> [What you should do] Give back the entire listing verbatim.

> [Records for the exercise]
┌──
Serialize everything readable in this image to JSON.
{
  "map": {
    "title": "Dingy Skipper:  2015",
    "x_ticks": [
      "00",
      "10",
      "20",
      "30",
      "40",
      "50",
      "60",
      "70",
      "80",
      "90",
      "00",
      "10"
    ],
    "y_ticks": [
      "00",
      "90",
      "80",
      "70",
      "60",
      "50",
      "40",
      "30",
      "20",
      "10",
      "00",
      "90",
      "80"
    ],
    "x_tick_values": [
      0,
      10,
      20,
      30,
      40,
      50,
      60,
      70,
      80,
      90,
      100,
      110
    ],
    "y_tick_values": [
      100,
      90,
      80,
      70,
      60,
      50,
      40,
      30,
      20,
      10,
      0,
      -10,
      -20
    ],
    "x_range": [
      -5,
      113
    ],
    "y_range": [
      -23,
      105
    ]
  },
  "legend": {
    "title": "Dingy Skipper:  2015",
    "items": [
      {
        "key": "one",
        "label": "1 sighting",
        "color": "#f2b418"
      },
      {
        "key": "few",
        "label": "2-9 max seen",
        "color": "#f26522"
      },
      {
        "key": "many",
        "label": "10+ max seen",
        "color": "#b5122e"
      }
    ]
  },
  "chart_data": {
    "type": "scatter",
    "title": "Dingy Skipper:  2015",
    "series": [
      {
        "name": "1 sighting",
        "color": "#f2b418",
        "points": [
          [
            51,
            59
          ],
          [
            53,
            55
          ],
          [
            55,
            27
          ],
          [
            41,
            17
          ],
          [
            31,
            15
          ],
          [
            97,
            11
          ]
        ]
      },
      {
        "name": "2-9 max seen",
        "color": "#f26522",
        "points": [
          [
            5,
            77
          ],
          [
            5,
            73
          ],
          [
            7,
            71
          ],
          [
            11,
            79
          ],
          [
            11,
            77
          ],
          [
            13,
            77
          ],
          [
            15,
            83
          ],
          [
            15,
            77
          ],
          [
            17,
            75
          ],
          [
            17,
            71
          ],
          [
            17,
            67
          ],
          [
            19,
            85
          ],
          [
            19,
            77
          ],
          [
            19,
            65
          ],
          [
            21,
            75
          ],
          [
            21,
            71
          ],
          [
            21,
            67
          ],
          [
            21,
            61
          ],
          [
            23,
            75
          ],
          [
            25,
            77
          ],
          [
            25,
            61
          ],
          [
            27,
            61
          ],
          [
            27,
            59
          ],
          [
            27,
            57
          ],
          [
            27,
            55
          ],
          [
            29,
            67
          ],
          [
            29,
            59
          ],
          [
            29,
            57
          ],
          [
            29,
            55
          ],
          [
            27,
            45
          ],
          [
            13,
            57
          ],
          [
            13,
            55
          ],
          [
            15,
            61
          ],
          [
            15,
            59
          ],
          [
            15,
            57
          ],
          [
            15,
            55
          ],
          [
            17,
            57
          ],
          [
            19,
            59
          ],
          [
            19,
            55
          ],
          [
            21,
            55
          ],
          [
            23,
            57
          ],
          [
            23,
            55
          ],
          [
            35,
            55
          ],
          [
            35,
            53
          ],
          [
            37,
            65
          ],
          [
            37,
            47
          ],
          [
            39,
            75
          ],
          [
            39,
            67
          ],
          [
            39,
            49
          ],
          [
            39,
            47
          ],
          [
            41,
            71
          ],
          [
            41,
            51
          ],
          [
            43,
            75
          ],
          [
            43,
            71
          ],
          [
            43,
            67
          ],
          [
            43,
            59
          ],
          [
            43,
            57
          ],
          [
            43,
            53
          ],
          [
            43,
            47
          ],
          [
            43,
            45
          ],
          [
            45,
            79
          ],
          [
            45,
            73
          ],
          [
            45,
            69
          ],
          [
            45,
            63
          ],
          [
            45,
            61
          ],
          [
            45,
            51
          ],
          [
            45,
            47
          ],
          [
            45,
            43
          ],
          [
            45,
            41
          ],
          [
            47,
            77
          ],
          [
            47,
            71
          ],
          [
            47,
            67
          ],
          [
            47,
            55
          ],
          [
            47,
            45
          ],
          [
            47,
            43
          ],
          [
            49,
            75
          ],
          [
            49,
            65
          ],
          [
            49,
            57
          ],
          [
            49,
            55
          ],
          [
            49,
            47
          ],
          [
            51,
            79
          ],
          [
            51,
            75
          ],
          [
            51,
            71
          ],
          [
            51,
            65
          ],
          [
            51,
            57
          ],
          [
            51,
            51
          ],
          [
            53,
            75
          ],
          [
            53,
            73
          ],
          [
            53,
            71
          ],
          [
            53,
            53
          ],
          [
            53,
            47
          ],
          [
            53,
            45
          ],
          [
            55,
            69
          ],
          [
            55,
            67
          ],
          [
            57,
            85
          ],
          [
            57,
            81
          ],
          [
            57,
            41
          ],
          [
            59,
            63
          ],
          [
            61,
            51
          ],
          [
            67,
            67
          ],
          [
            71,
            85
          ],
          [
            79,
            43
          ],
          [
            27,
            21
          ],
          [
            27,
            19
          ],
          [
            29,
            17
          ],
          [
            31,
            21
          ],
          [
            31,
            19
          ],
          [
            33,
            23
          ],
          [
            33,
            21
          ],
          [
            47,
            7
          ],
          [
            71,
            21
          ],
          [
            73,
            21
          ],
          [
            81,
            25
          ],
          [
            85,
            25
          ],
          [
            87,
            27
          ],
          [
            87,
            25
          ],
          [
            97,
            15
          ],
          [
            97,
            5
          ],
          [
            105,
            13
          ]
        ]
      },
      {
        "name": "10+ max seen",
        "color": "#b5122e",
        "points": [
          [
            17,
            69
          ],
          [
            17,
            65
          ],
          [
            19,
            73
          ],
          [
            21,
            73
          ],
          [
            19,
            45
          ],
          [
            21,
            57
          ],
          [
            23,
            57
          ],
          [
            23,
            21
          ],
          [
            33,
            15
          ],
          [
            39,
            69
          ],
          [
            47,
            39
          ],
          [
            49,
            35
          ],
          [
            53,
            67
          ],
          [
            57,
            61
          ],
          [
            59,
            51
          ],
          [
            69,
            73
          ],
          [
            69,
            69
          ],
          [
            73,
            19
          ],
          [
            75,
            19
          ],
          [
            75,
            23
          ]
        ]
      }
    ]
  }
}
└──
> [Result of this task]
Serialize everything readable in this image to JSON.
{
  "map": {
    "title": "Dingy Skipper:  2015",
    "x_ticks": [
      "00",
      "10",
      "20",
      "30",
      "40",
      "50",
      "60",
      "70",
      "80",
      "90",
      "00",
      "10"
    ],
    "y_ticks": [
      "00",
      "90",
      "80",
      "70",
      "60",
      "50",
      "40",
      "30",
      "20",
      "10",
      "00",
      "90",
      "80"
    ],
    "x_tick_values": [
      0,
      10,
      20,
      30,
      40,
      50,
      60,
      70,
      80,
      90,
      100,
      110
    ],
    "y_tick_values": [
      100,
      90,
      80,
      70,
      60,
      50,
      40,
      30,
      20,
      10,
      0,
      -10,
      -20
    ],
    "x_range": [
      -5,
      113
    ],
    "y_range": [
      -23,
      105
    ]
  },
  "legend": {
    "title": "Dingy Skipper:  2015",
    "items": [
      {
        "key": "one",
        "label": "1 sighting",
        "color": "#f2b418"
      },
      {
        "key": "few",
        "label": "2-9 max seen",
        "color": "#f26522"
      },
      {
        "key": "many",
        "label": "10+ max seen",
        "color": "#b5122e"
      }
    ]
  },
  "chart_data": {
    "type": "scatter",
    "title": "Dingy Skipper:  2015",
    "series": [
      {
        "name": "1 sighting",
        "color": "#f2b418",
        "points": [
          [
            51,
            59
          ],
          [
            53,
            55
          ],
          [
            55,
            27
          ],
          [
            41,
            17
          ],
          [
            31,
            15
          ],
          [
            97,
            11
          ]
        ]
      },
      {
        "name": "2-9 max seen",
        "color": "#f26522",
        "points": [
          [
            5,
            77
          ],
          [
            5,
            73
          ],
          [
            7,
            71
          ],
          [
            11,
            79
          ],
          [
            11,
            77
          ],
          [
            13,
            77
          ],
          [
            15,
            83
          ],
          [
            15,
            77
          ],
          [
            17,
            75
          ],
          [
            17,
            71
          ],
          [
            17,
            67
          ],
          [
            19,
            85
          ],
          [
            19,
            77
          ],
          [
            19,
            65
          ],
          [
            21,
            75
          ],
          [
            21,
            71
          ],
          [
            21,
            67
          ],
          [
            21,
            61
          ],
          [
            23,
            75
          ],
          [
            25,
            77
          ],
          [
            25,
            61
          ],
          [
            27,
            61
          ],
          [
            27,
            59
          ],
          [
            27,
            57
          ],
          [
            27,
            55
          ],
          [
            29,
            67
          ],
          [
            29,
            59
          ],
          [
            29,
            57
          ],
          [
            29,
            55
          ],
          [
            27,
            45
          ],
          [
            13,
            57
          ],
          [
            13,
            55
          ],
          [
            15,
            61
          ],
          [
            15,
            59
          ],
          [
            15,
            57
          ],
          [
            15,
            55
          ],
          [
            17,
            57
          ],
          [
            19,
            59
          ],
          [
            19,
            55
          ],
          [
            21,
            55
          ],
          [
            23,
            57
          ],
          [
            23,
            55
          ],
          [
            35,
            55
          ],
          [
            35,
            53
          ],
          [
            37,
            65
          ],
          [
            37,
            47
          ],
          [
            39,
            75
          ],
          [
            39,
            67
          ],
          [
            39,
            49
          ],
          [
            39,
            47
          ],
          [
            41,
            71
          ],
          [
            41,
            51
          ],
          [
            43,
            75
          ],
          [
            43,
            71
          ],
          [
            43,
            67
          ],
          [
            43,
            59
          ],
          [
            43,
            57
          ],
          [
            43,
            53
          ],
          [
            43,
            47
          ],
          [
            43,
            45
          ],
          [
            45,
            79
          ],
          [
            45,
            73
          ],
          [
            45,
            69
          ],
          [
            45,
            63
          ],
          [
            45,
            61
          ],
          [
            45,
            51
          ],
          [
            45,
            47
          ],
          [
            45,
            43
          ],
          [
            45,
            41
          ],
          [
            47,
            77
          ],
          [
            47,
            71
          ],
          [
            47,
            67
          ],
          [
            47,
            55
          ],
          [
            47,
            45
          ],
          [
            47,
            43
          ],
          [
            49,
            75
          ],
          [
            49,
            65
          ],
          [
            49,
            57
          ],
          [
            49,
            55
          ],
          [
            49,
            47
          ],
          [
            51,
            79
          ],
          [
            51,
            75
          ],
          [
            51,
            71
          ],
          [
            51,
            65
          ],
          [
            51,
            57
          ],
          [
            51,
            51
          ],
          [
            53,
            75
          ],
          [
            53,
            73
          ],
          [
            53,
            71
          ],
          [
            53,
            53
          ],
          [
            53,
            47
          ],
          [
            53,
            45
          ],
          [
            55,
            69
          ],
          [
            55,
            67
          ],
          [
            57,
            85
          ],
          [
            57,
            81
          ],
          [
            57,
            41
          ],
          [
            59,
            63
          ],
          [
            61,
            51
          ],
          [
            67,
            67
          ],
          [
            71,
            85
          ],
          [
            79,
            43
          ],
          [
            27,
            21
          ],
          [
            27,
            19
          ],
          [
            29,
            17
          ],
          [
            31,
            21
          ],
          [
            31,
            19
          ],
          [
            33,
            23
          ],
          [
            33,
            21
          ],
          [
            47,
            7
          ],
          [
            71,
            21
          ],
          [
            73,
            21
          ],
          [
            81,
            25
          ],
          [
            85,
            25
          ],
          [
            87,
            27
          ],
          [
            87,
            25
          ],
          [
            97,
            15
          ],
          [
            97,
            5
          ],
          [
            105,
            13
          ]
        ]
      },
      {
        "name": "10+ max seen",
        "color": "#b5122e",
        "points": [
          [
            17,
            69
          ],
          [
            17,
            65
          ],
          [
            19,
            73
          ],
          [
            21,
            73
          ],
          [
            19,
            45
          ],
          [
            21,
            57
          ],
          [
            23,
            57
          ],
          [
            23,
            21
          ],
          [
            33,
            15
          ],
          [
            39,
            69
          ],
          [
            47,
            39
          ],
          [
            49,
            35
          ],
          [
            53,
            67
          ],
          [
            57,
            61
          ],
          [
            59,
            51
          ],
          [
            69,
            73
          ],
          [
            69,
            69
          ],
          [
            73,
            19
          ],
          [
            75,
            19
          ],
          [
            75,
            23
          ]
        ]
      }
    ]
  }
}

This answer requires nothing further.